> [Stated problem]
Exactly how many lines have the word "reads"? Answer with the bare number.

> [Information shown]
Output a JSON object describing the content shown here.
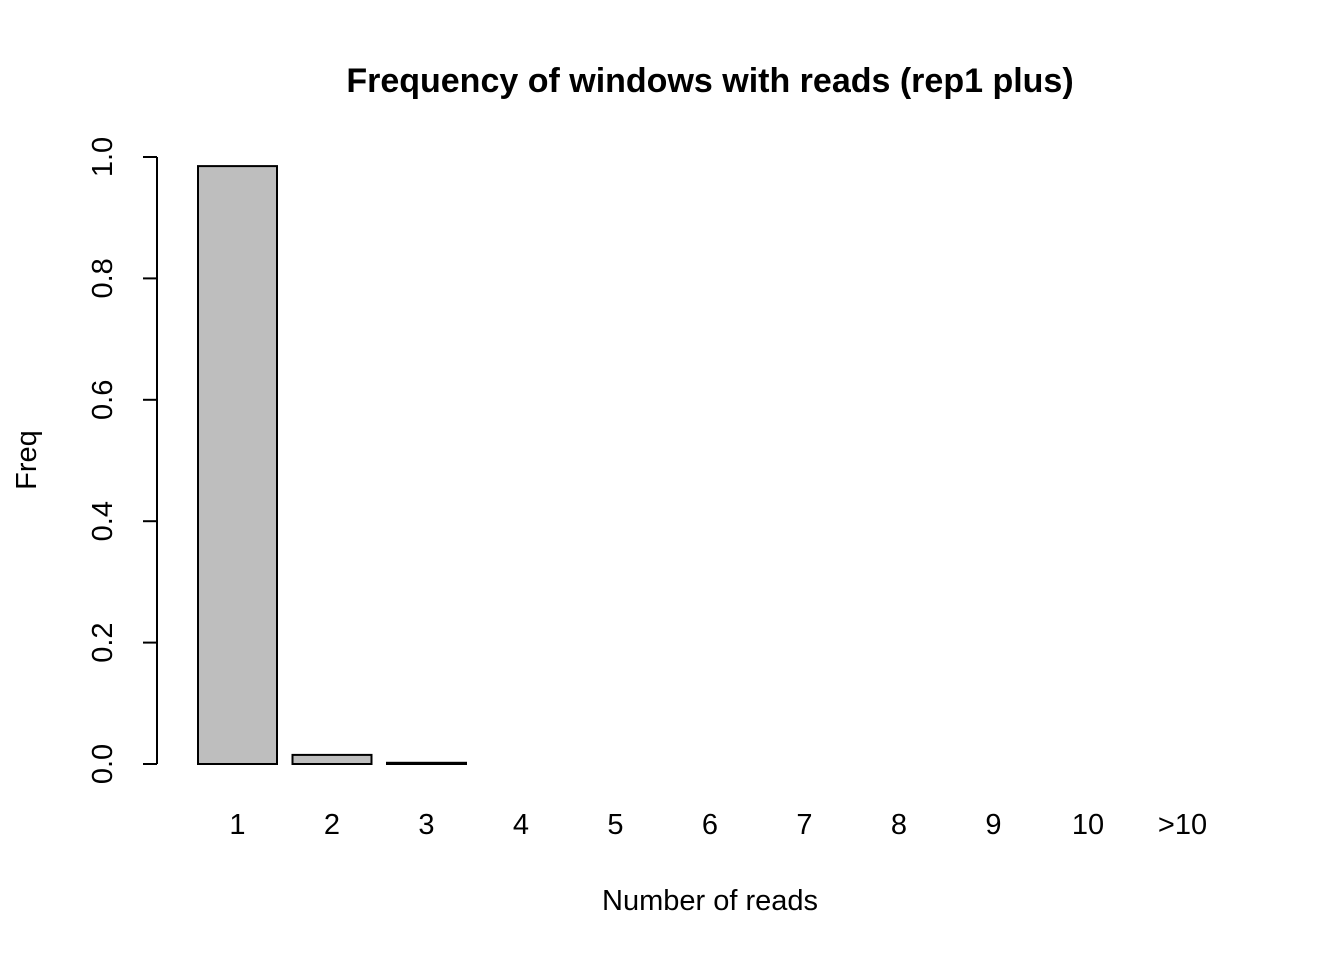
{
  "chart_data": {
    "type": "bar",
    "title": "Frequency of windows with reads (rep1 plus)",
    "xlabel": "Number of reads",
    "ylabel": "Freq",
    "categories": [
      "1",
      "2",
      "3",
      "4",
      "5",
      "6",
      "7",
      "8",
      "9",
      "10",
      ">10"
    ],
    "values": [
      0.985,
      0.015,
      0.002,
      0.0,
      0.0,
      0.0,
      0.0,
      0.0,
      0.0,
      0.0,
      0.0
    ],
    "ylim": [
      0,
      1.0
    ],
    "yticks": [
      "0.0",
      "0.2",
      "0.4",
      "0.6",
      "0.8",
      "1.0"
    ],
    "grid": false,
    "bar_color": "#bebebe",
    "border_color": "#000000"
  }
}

> [Full solution]
2